== Goal ==
For each line of the data below that holds "doing", copy the line.
Available records start
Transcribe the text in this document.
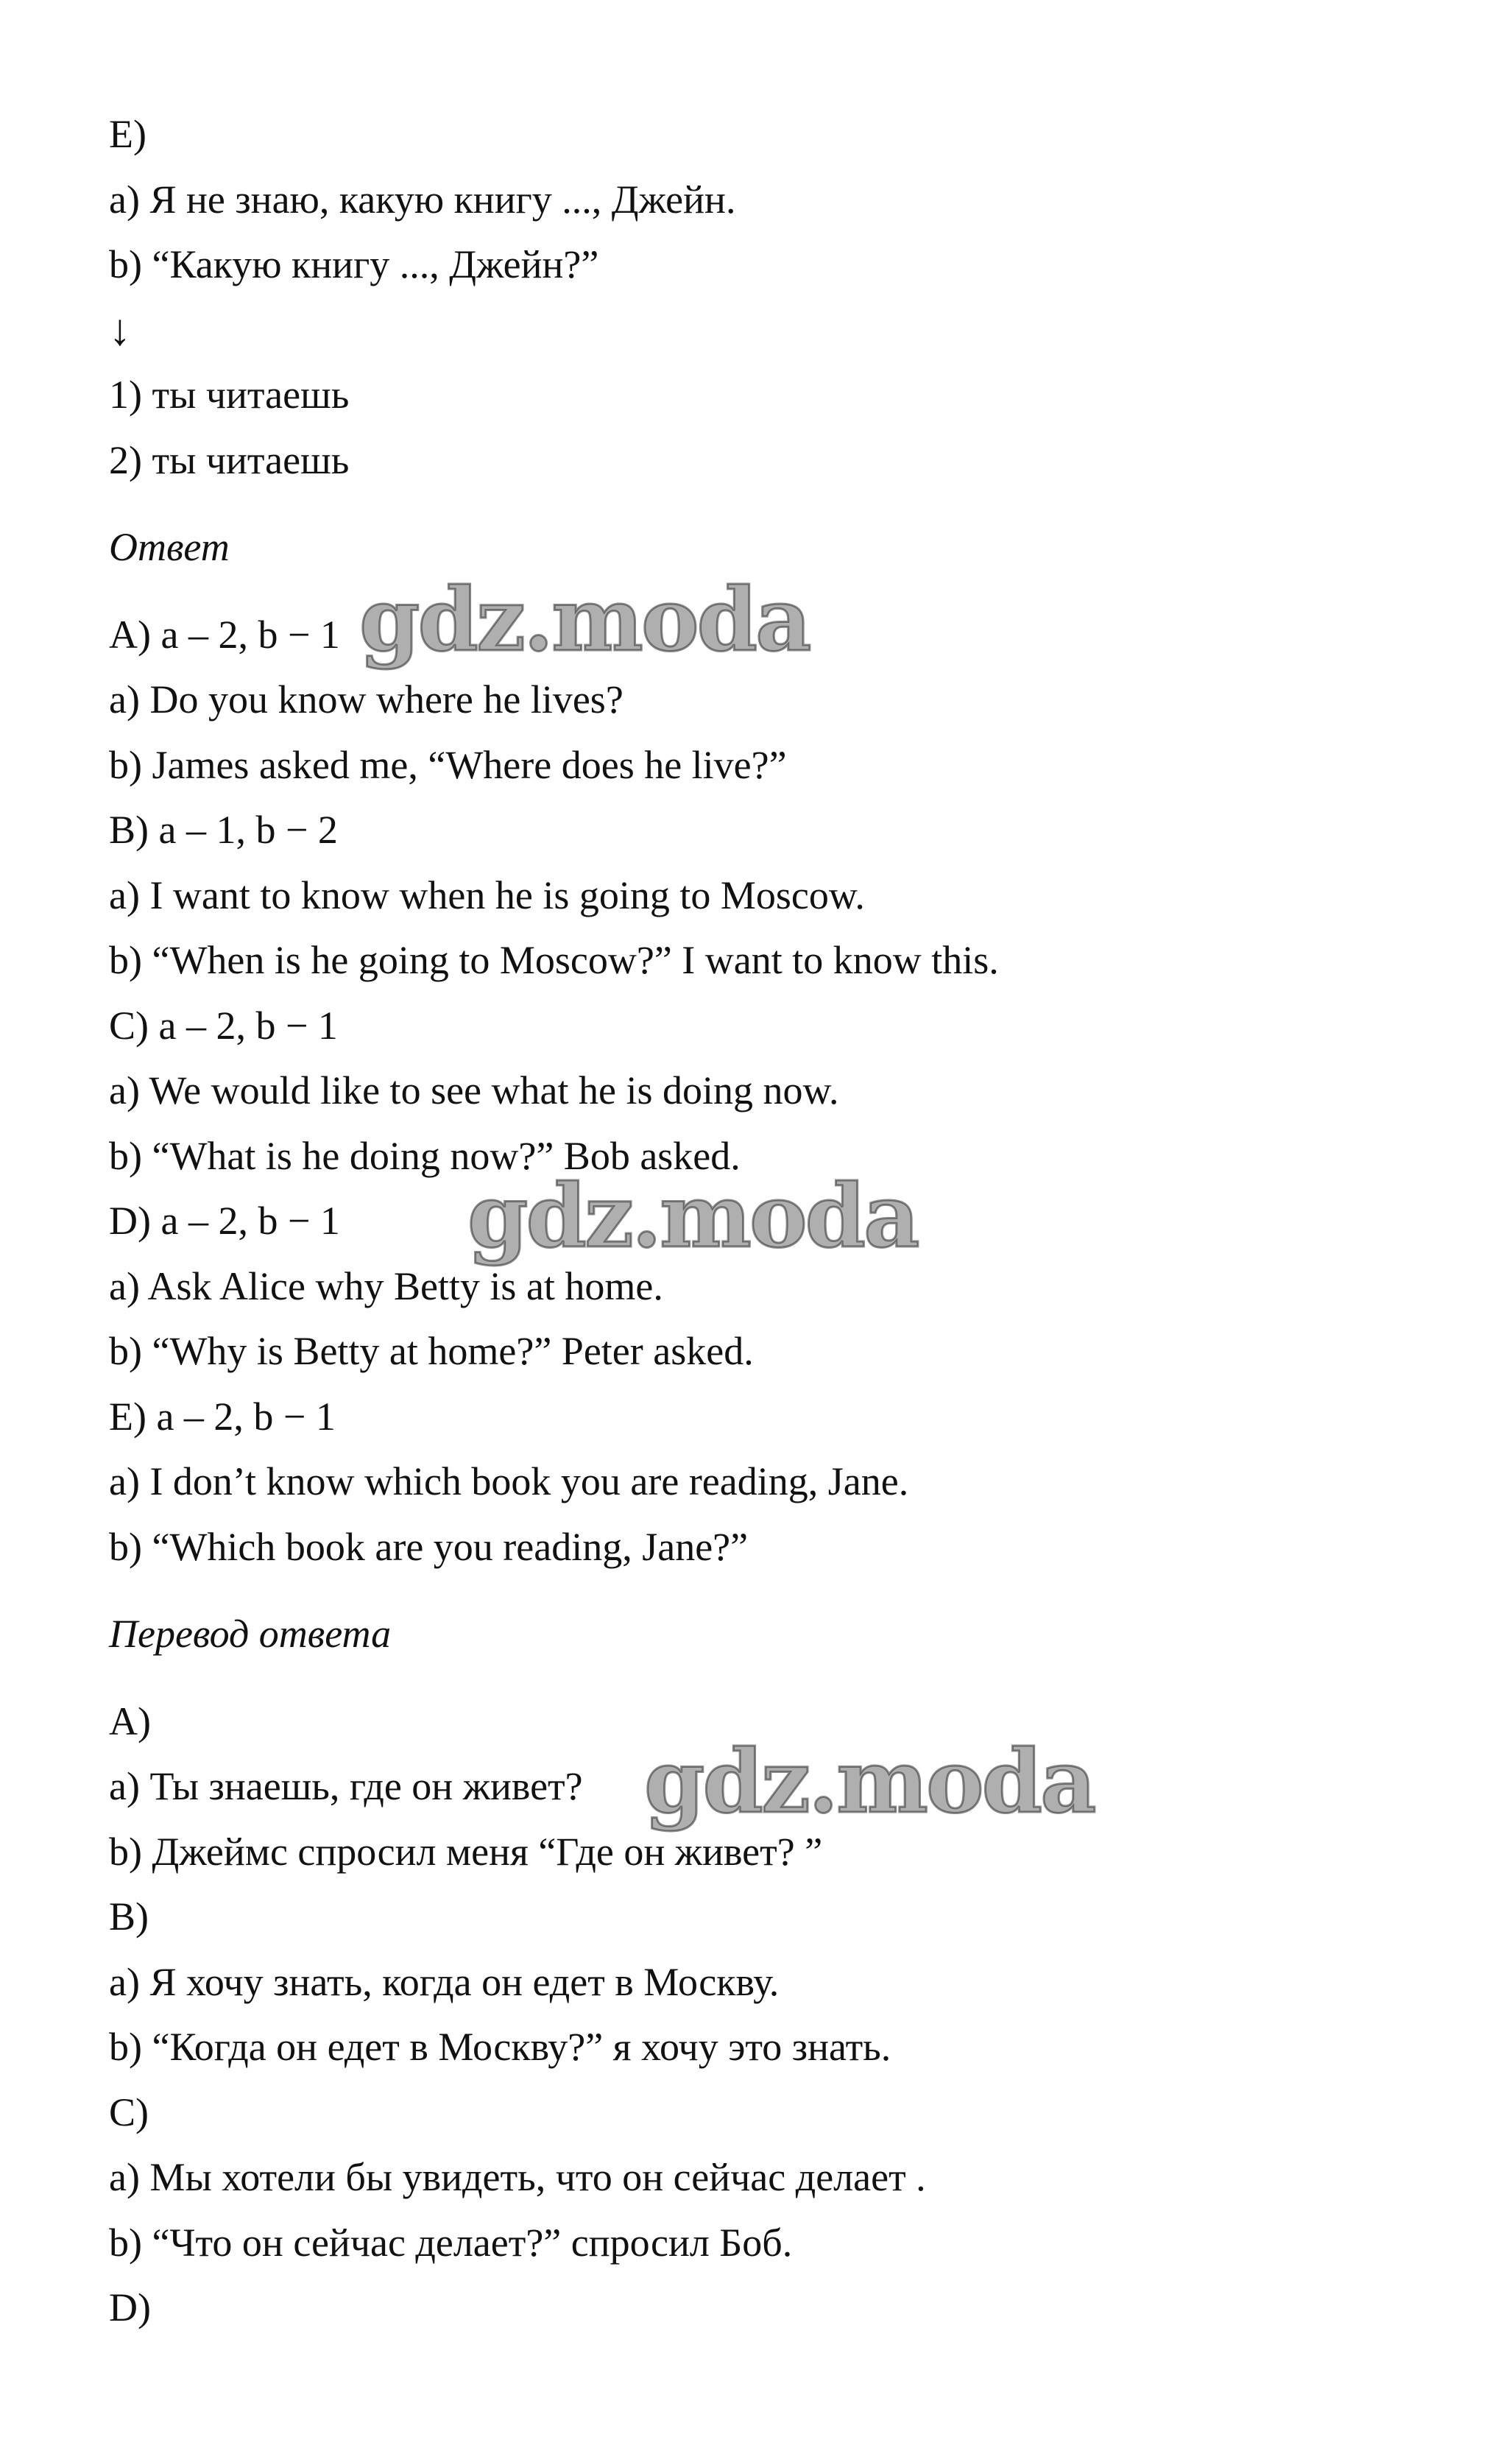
E)
a) Я не знаю, какую книгу ..., Джейн.
b) “Какую книгу ..., Джейн?”
↓
1) ты читаешь
2) ты читаешь
Ответ
A) a – 2, b − 1
a) Do you know where he lives?
b) James asked me, “Where does he live?”
B) a – 1, b − 2
a) I want to know when he is going to Moscow.
b) “When is he going to Moscow?” I want to know this.
C) a – 2, b − 1
a) We would like to see what he is doing now.
b) “What is he doing now?” Bob asked.
D) a – 2, b − 1
a) Ask Alice why Betty is at home.
b) “Why is Betty at home?” Peter asked.
E) a – 2, b − 1
a) I don’t know which book you are reading, Jane.
b) “Which book are you reading, Jane?”
Перевод ответа
A)
a) Ты знаешь, где он живет?
b) Джеймс спросил меня “Где он живет? ”
B)
a) Я хочу знать, когда он едет в Москву.
b) “Когда он едет в Москву?” я хочу это знать.
C)
a) Мы хотели бы увидеть, что он сейчас делает .
b) “Что он сейчас делает?” спросил Боб.
D)
gdz.moda
gdz.moda
gdz.moda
Available records end
== Result of the exercise ==
a) We would like to see what he is doing now.
b) “What is he doing now?” Bob asked.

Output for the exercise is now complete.